══ Dataset records

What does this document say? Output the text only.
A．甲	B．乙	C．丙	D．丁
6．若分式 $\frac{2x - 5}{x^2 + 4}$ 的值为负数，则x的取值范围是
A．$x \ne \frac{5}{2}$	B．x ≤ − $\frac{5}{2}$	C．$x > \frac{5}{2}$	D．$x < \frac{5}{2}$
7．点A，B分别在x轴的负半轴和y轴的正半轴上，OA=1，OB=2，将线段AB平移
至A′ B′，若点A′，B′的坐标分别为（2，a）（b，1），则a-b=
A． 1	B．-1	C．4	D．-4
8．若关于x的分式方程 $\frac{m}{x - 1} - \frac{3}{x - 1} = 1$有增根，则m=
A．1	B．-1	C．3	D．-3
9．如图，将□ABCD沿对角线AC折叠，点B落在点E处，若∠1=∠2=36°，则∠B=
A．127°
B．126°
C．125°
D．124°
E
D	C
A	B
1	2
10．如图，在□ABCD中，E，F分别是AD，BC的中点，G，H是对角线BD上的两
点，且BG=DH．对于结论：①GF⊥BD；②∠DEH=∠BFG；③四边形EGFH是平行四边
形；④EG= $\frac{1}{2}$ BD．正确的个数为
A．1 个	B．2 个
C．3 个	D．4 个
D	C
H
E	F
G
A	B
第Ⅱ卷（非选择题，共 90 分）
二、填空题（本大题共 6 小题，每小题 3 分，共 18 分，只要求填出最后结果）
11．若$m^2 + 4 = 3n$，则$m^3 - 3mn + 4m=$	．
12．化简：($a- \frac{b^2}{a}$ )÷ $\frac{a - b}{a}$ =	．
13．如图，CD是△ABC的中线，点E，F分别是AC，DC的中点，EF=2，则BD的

════
══ Dataset records

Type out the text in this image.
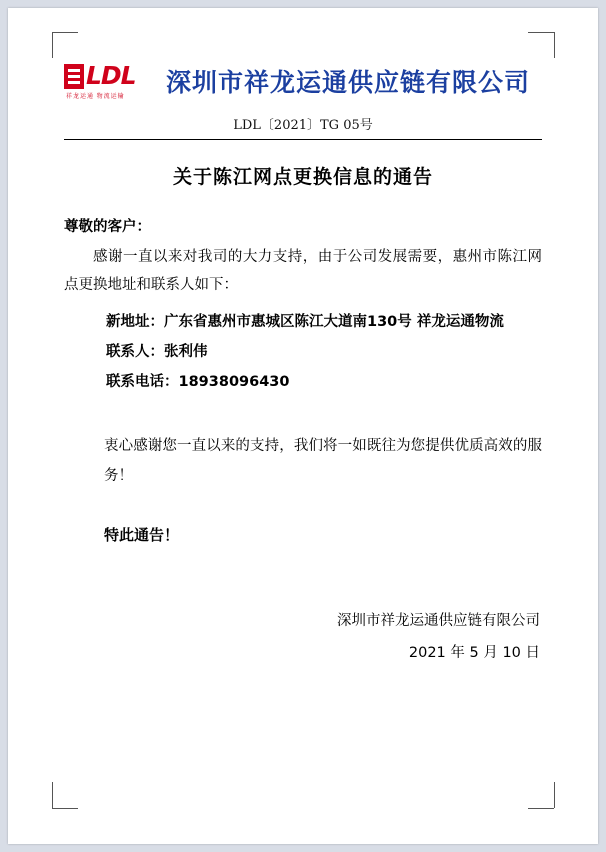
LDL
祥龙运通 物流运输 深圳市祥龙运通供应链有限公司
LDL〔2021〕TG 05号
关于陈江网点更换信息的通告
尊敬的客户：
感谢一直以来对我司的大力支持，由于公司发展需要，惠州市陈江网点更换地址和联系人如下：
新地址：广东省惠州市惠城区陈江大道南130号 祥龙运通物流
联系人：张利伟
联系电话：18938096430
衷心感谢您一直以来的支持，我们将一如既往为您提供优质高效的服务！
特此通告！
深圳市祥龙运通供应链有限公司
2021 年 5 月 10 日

════

** Written task **
Only a number is needed: how many lines of the material above contain "深圳市祥龙运通供应链有限公司"?

** Solved exercise **
2